──────── SOURCE MATERIAL
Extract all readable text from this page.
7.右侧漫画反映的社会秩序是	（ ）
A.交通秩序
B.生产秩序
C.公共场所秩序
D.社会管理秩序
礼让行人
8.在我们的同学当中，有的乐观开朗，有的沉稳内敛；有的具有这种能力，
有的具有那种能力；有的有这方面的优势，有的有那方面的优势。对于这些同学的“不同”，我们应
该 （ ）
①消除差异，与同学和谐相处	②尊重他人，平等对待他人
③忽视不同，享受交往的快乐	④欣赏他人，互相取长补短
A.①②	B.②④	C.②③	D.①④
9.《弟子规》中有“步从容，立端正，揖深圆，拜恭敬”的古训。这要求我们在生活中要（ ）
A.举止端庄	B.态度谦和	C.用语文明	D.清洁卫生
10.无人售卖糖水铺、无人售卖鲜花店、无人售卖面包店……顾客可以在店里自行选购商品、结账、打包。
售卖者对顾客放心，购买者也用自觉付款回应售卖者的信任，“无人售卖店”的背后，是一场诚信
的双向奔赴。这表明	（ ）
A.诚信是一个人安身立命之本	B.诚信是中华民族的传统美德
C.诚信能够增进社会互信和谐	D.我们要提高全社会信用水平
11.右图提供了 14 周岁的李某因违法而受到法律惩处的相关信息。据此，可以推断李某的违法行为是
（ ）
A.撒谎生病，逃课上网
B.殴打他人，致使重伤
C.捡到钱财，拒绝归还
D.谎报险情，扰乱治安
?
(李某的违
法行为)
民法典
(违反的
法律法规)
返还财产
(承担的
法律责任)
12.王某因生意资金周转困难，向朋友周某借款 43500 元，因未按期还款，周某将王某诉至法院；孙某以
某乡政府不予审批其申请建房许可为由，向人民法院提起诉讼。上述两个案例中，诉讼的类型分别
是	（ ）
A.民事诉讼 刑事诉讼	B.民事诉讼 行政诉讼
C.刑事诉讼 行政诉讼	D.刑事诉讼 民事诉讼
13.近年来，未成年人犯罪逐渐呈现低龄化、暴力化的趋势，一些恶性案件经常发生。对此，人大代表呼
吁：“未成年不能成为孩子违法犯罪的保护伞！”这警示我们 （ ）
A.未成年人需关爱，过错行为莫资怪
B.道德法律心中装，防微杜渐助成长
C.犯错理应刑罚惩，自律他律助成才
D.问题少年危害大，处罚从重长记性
────────────────
**DESCRIPTION OF THE TASK**
Each entry above needs to be retyped exactly.

**WORKED ANSWER**
Extract all readable text from this page.
7.右侧漫画反映的社会秩序是	（ ）
A.交通秩序
B.生产秩序
C.公共场所秩序
D.社会管理秩序
礼让行人
8.在我们的同学当中，有的乐观开朗，有的沉稳内敛；有的具有这种能力，
有的具有那种能力；有的有这方面的优势，有的有那方面的优势。对于这些同学的“不同”，我们应
该 （ ）
①消除差异，与同学和谐相处	②尊重他人，平等对待他人
③忽视不同，享受交往的快乐	④欣赏他人，互相取长补短
A.①②	B.②④	C.②③	D.①④
9.《弟子规》中有“步从容，立端正，揖深圆，拜恭敬”的古训。这要求我们在生活中要（ ）
A.举止端庄	B.态度谦和	C.用语文明	D.清洁卫生
10.无人售卖糖水铺、无人售卖鲜花店、无人售卖面包店……顾客可以在店里自行选购商品、结账、打包。
售卖者对顾客放心，购买者也用自觉付款回应售卖者的信任，“无人售卖店”的背后，是一场诚信
的双向奔赴。这表明	（ ）
A.诚信是一个人安身立命之本	B.诚信是中华民族的传统美德
C.诚信能够增进社会互信和谐	D.我们要提高全社会信用水平
11.右图提供了 14 周岁的李某因违法而受到法律惩处的相关信息。据此，可以推断李某的违法行为是
（ ）
A.撒谎生病，逃课上网
B.殴打他人，致使重伤
C.捡到钱财，拒绝归还
D.谎报险情，扰乱治安
?
(李某的违
法行为)
民法典
(违反的
法律法规)
返还财产
(承担的
法律责任)
12.王某因生意资金周转困难，向朋友周某借款 43500 元，因未按期还款，周某将王某诉至法院；孙某以
某乡政府不予审批其申请建房许可为由，向人民法院提起诉讼。上述两个案例中，诉讼的类型分别
是	（ ）
A.民事诉讼 刑事诉讼	B.民事诉讼 行政诉讼
C.刑事诉讼 行政诉讼	D.刑事诉讼 民事诉讼
13.近年来，未成年人犯罪逐渐呈现低龄化、暴力化的趋势，一些恶性案件经常发生。对此，人大代表呼
吁：“未成年不能成为孩子违法犯罪的保护伞！”这警示我们 （ ）
A.未成年人需关爱，过错行为莫资怪
B.道德法律心中装，防微杜渐助成长
C.犯错理应刑罚惩，自律他律助成才
D.问题少年危害大，处罚从重长记性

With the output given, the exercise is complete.